### Records provided ###
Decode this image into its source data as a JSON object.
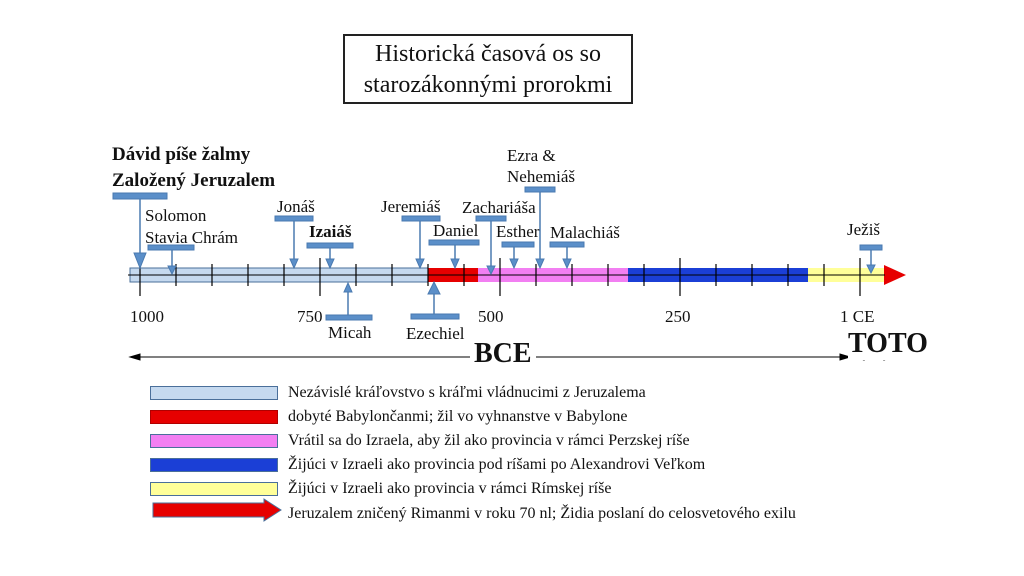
{
  "title": {
    "line1": "Historická časová os so",
    "line2": "starozákonnými prorokmi"
  },
  "axis": {
    "tick_labels": [
      "1000",
      "750",
      "500",
      "250",
      "1 CE"
    ]
  },
  "eras": {
    "bce": "BCE",
    "ce": "TOTO"
  },
  "events": {
    "david_line1": "Dávid píše žalmy",
    "david_line2": "Založený Jeruzalem",
    "solomon_line1": "Solomon",
    "solomon_line2": "Stavia Chrám",
    "jonas": "Jonáš",
    "izaias": "Izaiáš",
    "micah": "Micah",
    "jeremias": "Jeremiáš",
    "ezechiel": "Ezechiel",
    "daniel": "Daniel",
    "zachariasa": "Zachariáša",
    "ezra_line1": "Ezra &",
    "ezra_line2": "Nehemiáš",
    "esther": "Esther",
    "malachias": "Malachiáš",
    "jezis": "Ježiš"
  },
  "legend": [
    {
      "color": "#c5d9ef",
      "text": "Nezávislé kráľovstvo s kráľmi vládnucimi z Jeruzalema"
    },
    {
      "color": "#e60000",
      "text": "dobyté Babylončanmi; žil vo vyhnanstve v Babylone"
    },
    {
      "color": "#f27ff2",
      "text": "Vrátil sa do Izraela, aby žil ako provincia v rámci Perzskej ríše"
    },
    {
      "color": "#1b3fd6",
      "text": "Žijúci v Izraeli ako provincia pod ríšami po Alexandrovi Veľkom"
    },
    {
      "color": "#ffff99",
      "text": "Žijúci v Izraeli ako provincia v rámci Rímskej ríše"
    },
    {
      "color": "#e60000",
      "text": "Jeruzalem zničený Rimanmi v roku 70 nl; Židia poslaní do celosvetového exilu",
      "arrow": true
    }
  ],
  "colors": {
    "marker": "#5b8fc9",
    "kingdom": "#c5d9ef",
    "exile": "#e60000",
    "persian": "#f27ff2",
    "greek": "#1b3fd6",
    "roman": "#ffff99"
  }
}
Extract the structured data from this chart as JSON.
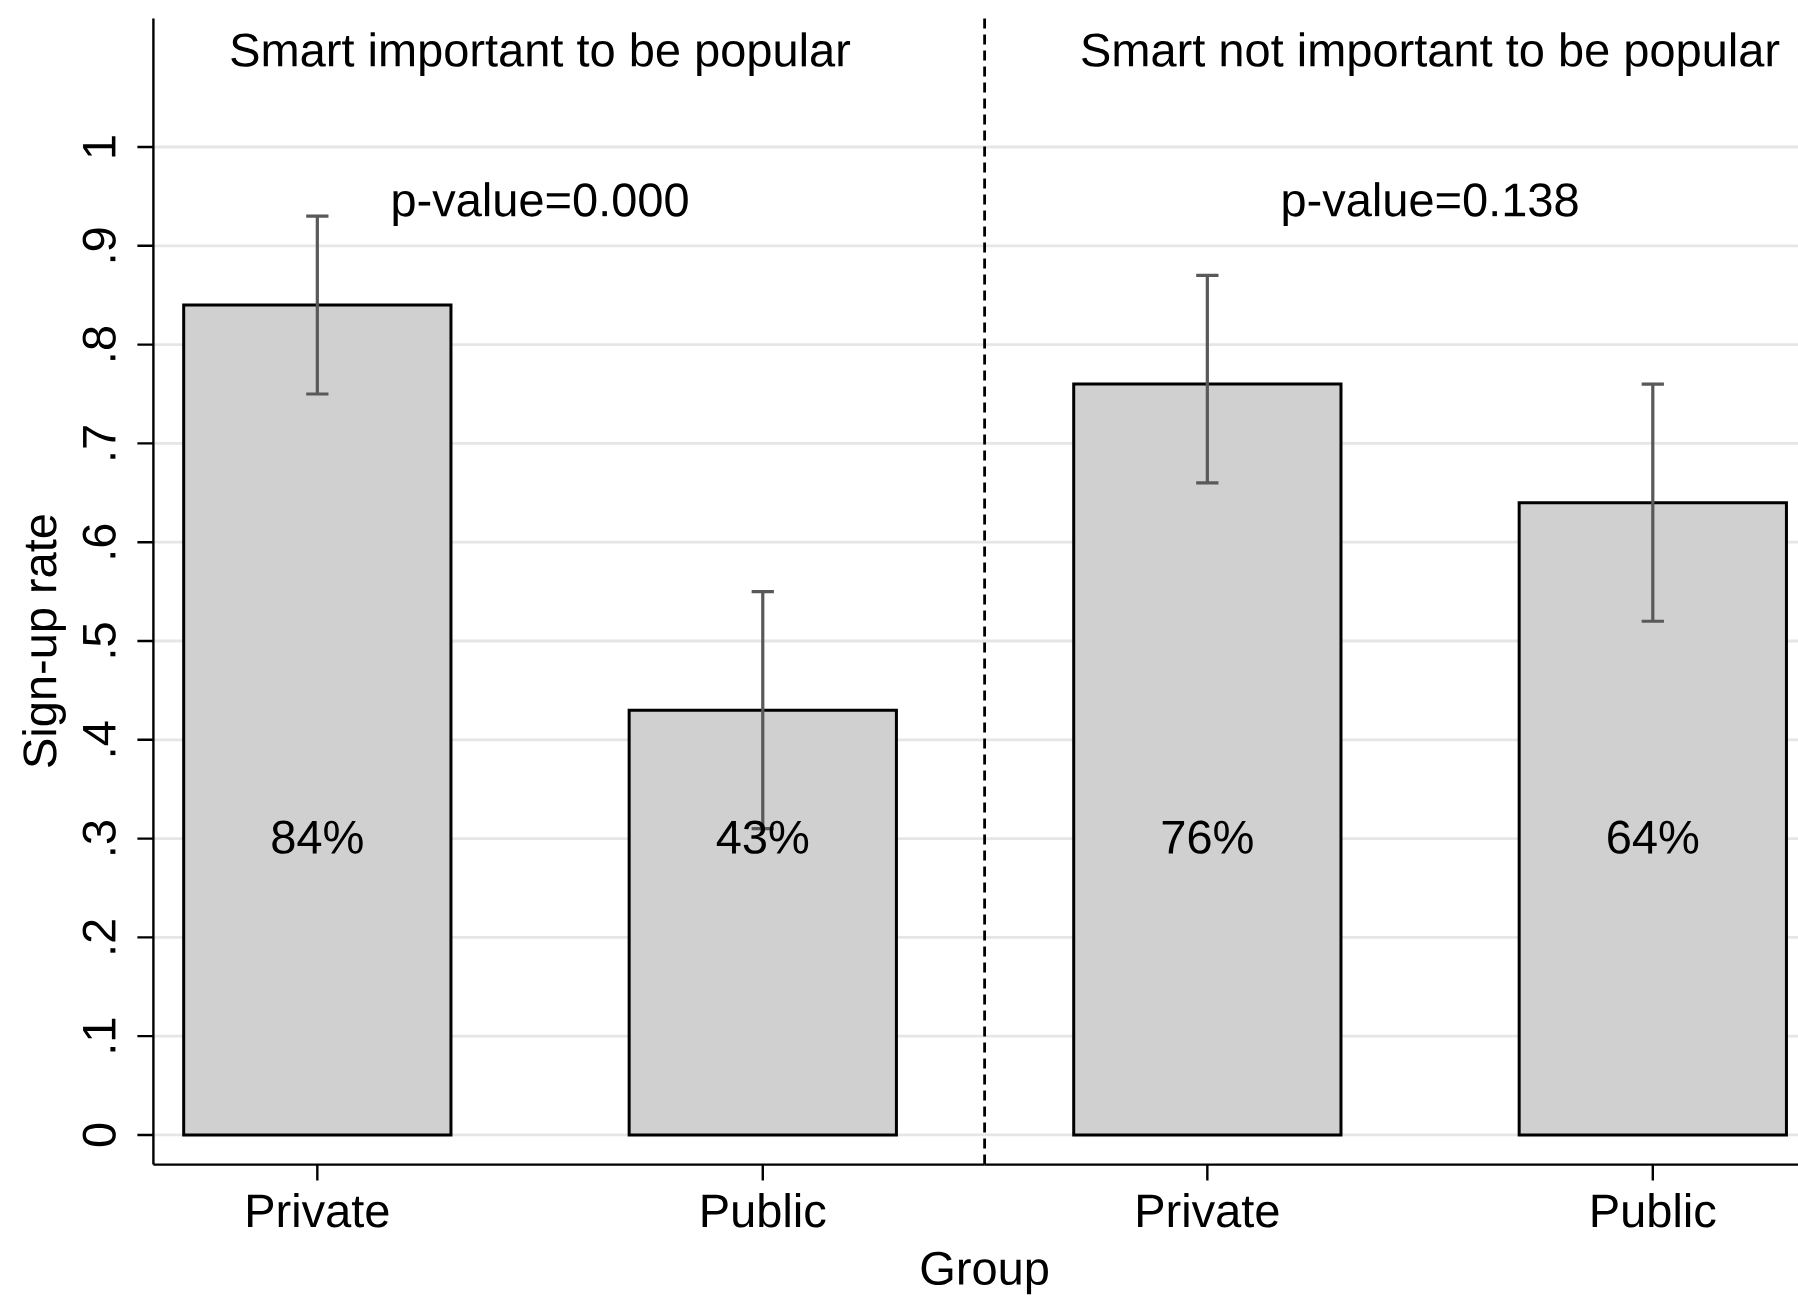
{
  "chart_data": [
    {
      "type": "bar",
      "title": "Smart important to be popular",
      "xlabel": "Group",
      "ylabel": "Sign-up rate",
      "categories": [
        "Private",
        "Public"
      ],
      "values": [
        0.84,
        0.43
      ],
      "errors": [
        [
          0.75,
          0.93
        ],
        [
          0.31,
          0.55
        ]
      ],
      "value_labels": [
        "84%",
        "43%"
      ],
      "color": "#d0d0d0",
      "ylim": [
        -0.03,
        1.13
      ],
      "yticks": [
        0,
        {
          "value": 0.1,
          "label": ".1"
        },
        {
          "value": 0.2,
          "label": ".2"
        },
        {
          "value": 0.3,
          "label": ".3"
        },
        {
          "value": 0.4,
          "label": ".4"
        },
        {
          "value": 0.5,
          "label": ".5"
        },
        {
          "value": 0.6,
          "label": ".6"
        },
        {
          "value": 0.7,
          "label": ".7"
        },
        {
          "value": 0.8,
          "label": ".8"
        },
        {
          "value": 0.9,
          "label": ".9"
        },
        1
      ],
      "grid": "y",
      "annotations": [
        "p-value=0.000"
      ]
    },
    {
      "type": "bar",
      "title": "Smart not important to be popular",
      "categories": [
        "Private",
        "Public"
      ],
      "values": [
        0.76,
        0.64
      ],
      "errors": [
        [
          0.66,
          0.87
        ],
        [
          0.52,
          0.76
        ]
      ],
      "value_labels": [
        "76%",
        "64%"
      ],
      "color": "#d0d0d0",
      "ylim": [
        -0.03,
        1.13
      ],
      "yticks": [
        0,
        0.1,
        0.2,
        0.3,
        0.4,
        0.5,
        0.6,
        0.7,
        0.8,
        0.9,
        1
      ],
      "grid": "y",
      "tick_labels": "x",
      "annotations": [
        "p-value=0.138"
      ]
    }
  ]
}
###
- _Problem description_: Using the listing above, show each line holding the string "popular".

- _Solution below_:
      "title": "Smart important to be popular",
      "title": "Smart not important to be popular",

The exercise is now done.